Collected data entries
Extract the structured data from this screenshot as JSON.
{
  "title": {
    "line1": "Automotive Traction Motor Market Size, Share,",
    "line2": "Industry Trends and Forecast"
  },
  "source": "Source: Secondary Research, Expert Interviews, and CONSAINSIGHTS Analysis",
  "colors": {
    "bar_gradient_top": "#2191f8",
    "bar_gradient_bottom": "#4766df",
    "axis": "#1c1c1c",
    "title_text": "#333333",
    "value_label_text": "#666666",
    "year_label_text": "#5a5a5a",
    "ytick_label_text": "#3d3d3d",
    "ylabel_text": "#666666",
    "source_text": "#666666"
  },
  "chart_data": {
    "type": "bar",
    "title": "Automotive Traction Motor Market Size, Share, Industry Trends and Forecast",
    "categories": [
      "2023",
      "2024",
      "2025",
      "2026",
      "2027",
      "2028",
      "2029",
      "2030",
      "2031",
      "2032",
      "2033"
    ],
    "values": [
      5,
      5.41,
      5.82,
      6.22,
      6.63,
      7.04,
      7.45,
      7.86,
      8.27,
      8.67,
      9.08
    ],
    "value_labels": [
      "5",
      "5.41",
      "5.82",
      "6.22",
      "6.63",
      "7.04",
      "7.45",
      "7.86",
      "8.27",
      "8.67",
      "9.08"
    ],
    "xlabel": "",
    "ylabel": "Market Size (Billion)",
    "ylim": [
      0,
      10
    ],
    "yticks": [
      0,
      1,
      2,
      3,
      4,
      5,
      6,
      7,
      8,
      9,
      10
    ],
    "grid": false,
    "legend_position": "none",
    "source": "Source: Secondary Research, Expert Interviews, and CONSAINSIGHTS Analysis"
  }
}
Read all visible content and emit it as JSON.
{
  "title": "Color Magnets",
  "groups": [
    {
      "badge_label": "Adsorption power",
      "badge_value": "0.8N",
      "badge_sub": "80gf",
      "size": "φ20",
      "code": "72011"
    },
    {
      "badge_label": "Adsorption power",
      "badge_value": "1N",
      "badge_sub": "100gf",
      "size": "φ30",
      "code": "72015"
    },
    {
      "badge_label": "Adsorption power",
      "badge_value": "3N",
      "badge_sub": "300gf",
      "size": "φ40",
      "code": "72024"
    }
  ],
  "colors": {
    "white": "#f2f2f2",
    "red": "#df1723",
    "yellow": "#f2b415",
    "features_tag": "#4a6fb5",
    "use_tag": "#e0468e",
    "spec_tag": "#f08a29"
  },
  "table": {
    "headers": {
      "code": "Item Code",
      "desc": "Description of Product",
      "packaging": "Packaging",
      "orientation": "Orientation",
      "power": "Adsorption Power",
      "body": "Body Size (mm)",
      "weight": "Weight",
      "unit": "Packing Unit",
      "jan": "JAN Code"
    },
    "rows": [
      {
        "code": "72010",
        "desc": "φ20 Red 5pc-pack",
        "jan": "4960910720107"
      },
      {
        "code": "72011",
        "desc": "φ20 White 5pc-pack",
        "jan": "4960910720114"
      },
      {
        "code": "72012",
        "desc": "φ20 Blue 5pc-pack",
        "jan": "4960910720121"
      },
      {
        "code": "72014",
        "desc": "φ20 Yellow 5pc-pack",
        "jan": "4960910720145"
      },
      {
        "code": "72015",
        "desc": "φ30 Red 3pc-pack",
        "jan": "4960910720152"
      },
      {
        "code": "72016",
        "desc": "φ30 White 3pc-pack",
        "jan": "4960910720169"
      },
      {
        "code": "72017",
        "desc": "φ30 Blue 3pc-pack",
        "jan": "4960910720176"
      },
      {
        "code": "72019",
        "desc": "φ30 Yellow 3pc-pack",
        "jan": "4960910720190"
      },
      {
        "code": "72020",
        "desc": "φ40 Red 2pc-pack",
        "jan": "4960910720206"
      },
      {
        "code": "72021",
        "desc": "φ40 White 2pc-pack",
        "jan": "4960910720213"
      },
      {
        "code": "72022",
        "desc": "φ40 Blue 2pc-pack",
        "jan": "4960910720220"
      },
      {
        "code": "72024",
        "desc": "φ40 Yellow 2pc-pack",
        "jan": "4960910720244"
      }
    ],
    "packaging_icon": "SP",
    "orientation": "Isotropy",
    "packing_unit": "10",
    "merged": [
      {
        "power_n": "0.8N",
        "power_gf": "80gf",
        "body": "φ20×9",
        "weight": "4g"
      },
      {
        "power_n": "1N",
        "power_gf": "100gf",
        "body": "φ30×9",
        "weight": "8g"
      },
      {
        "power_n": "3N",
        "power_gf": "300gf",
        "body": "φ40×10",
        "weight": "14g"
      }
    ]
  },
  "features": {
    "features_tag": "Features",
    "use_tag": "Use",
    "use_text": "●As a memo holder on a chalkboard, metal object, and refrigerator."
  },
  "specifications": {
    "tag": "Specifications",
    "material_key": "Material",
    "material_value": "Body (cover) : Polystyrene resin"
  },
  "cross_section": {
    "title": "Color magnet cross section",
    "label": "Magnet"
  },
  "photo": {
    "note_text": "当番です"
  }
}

**INSTRUCTIONS FOR THE TASK:**
Read the entries above, then pull out the lines that include "JSON".

**TASK ANSWER:**
Extract the structured data from this screenshot as JSON.
Read all visible content and emit it as JSON.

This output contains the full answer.